(Chart and figure data)
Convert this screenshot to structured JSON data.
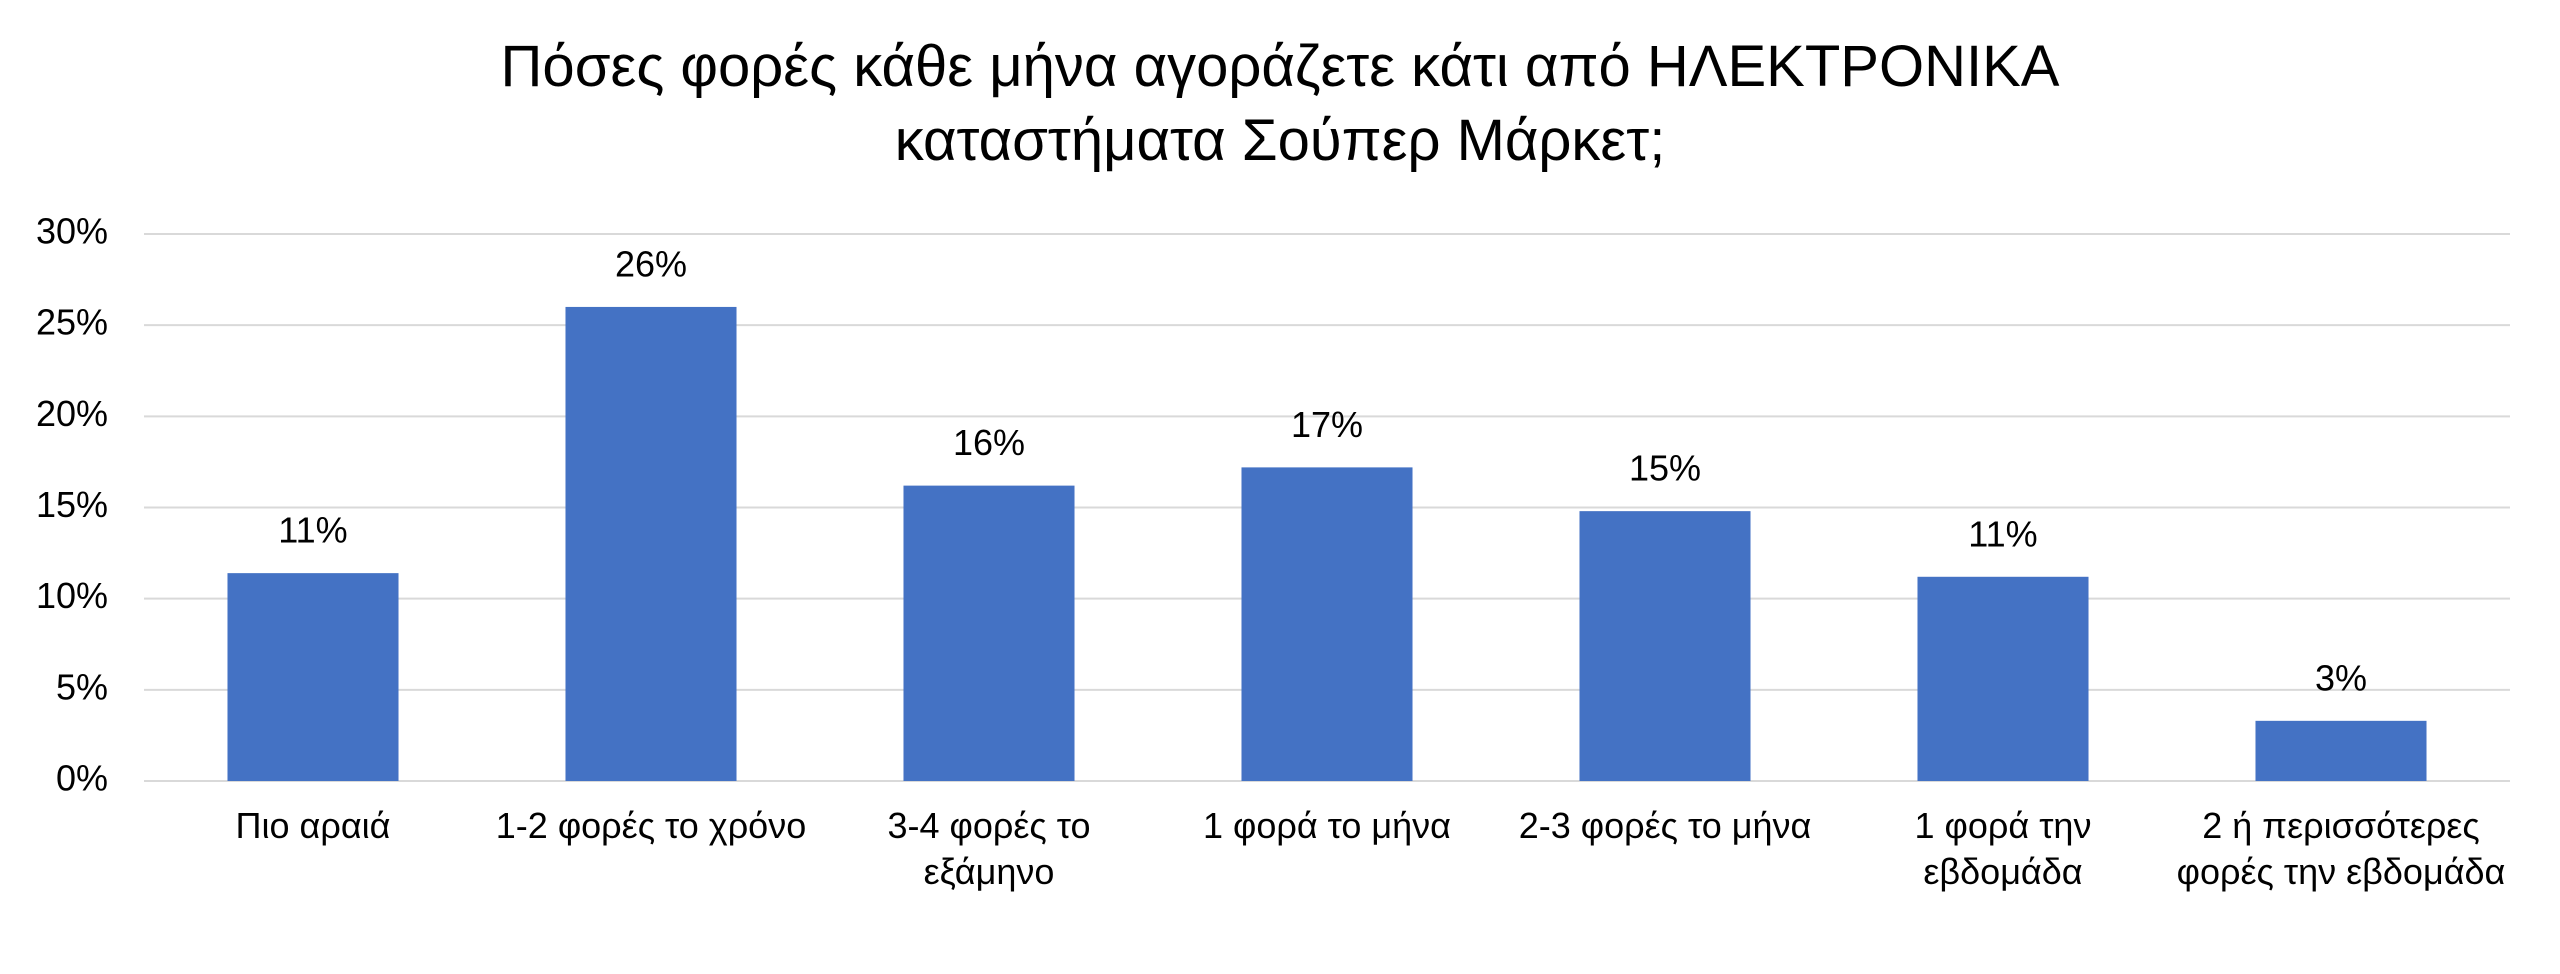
{
  "chart_data": {
    "type": "bar",
    "title": "Πόσες φορές κάθε μήνα αγοράζετε κάτι από ΗΛΕΚΤΡΟΝΙΚΑ καταστήματα Σούπερ Μάρκετ;",
    "categories": [
      "Πιο αραιά",
      "1-2 φορές το χρόνο",
      "3-4 φορές το εξάμηνο",
      "1 φορά το μήνα",
      "2-3 φορές το μήνα",
      "1 φορά την εβδομάδα",
      "2 ή περισσότερες φορές την εβδομάδα"
    ],
    "values": [
      11.4,
      26,
      16.2,
      17.2,
      14.8,
      11.2,
      3.3
    ],
    "value_labels": [
      "11%",
      "26%",
      "16%",
      "17%",
      "15%",
      "11%",
      "3%"
    ],
    "color": "#4472c4",
    "ylim": [
      0,
      30
    ],
    "yticks": [
      {
        "value": 0,
        "label": "0%"
      },
      {
        "value": 5,
        "label": "5%"
      },
      {
        "value": 10,
        "label": "10%"
      },
      {
        "value": 15,
        "label": "15%"
      },
      {
        "value": 20,
        "label": "20%"
      },
      {
        "value": 25,
        "label": "25%"
      },
      {
        "value": 30,
        "label": "30%"
      }
    ],
    "grid": true
  }
}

Work instructions:
Copy all of the entries verbatim, leaving out any pictures they contain.

Exercise response:
Convert this screenshot to structured JSON data.
{
  "chart_data": {
    "type": "bar",
    "title": "Πόσες φορές κάθε μήνα αγοράζετε κάτι από ΗΛΕΚΤΡΟΝΙΚΑ καταστήματα Σούπερ Μάρκετ;",
    "categories": [
      "Πιο αραιά",
      "1-2 φορές το χρόνο",
      "3-4 φορές το εξάμηνο",
      "1 φορά το μήνα",
      "2-3 φορές το μήνα",
      "1 φορά την εβδομάδα",
      "2 ή περισσότερες φορές την εβδομάδα"
    ],
    "values": [
      11.4,
      26,
      16.2,
      17.2,
      14.8,
      11.2,
      3.3
    ],
    "value_labels": [
      "11%",
      "26%",
      "16%",
      "17%",
      "15%",
      "11%",
      "3%"
    ],
    "color": "#4472c4",
    "ylim": [
      0,
      30
    ],
    "yticks": [
      {
        "value": 0,
        "label": "0%"
      },
      {
        "value": 5,
        "label": "5%"
      },
      {
        "value": 10,
        "label": "10%"
      },
      {
        "value": 15,
        "label": "15%"
      },
      {
        "value": 20,
        "label": "20%"
      },
      {
        "value": 25,
        "label": "25%"
      },
      {
        "value": 30,
        "label": "30%"
      }
    ],
    "grid": true
  }
}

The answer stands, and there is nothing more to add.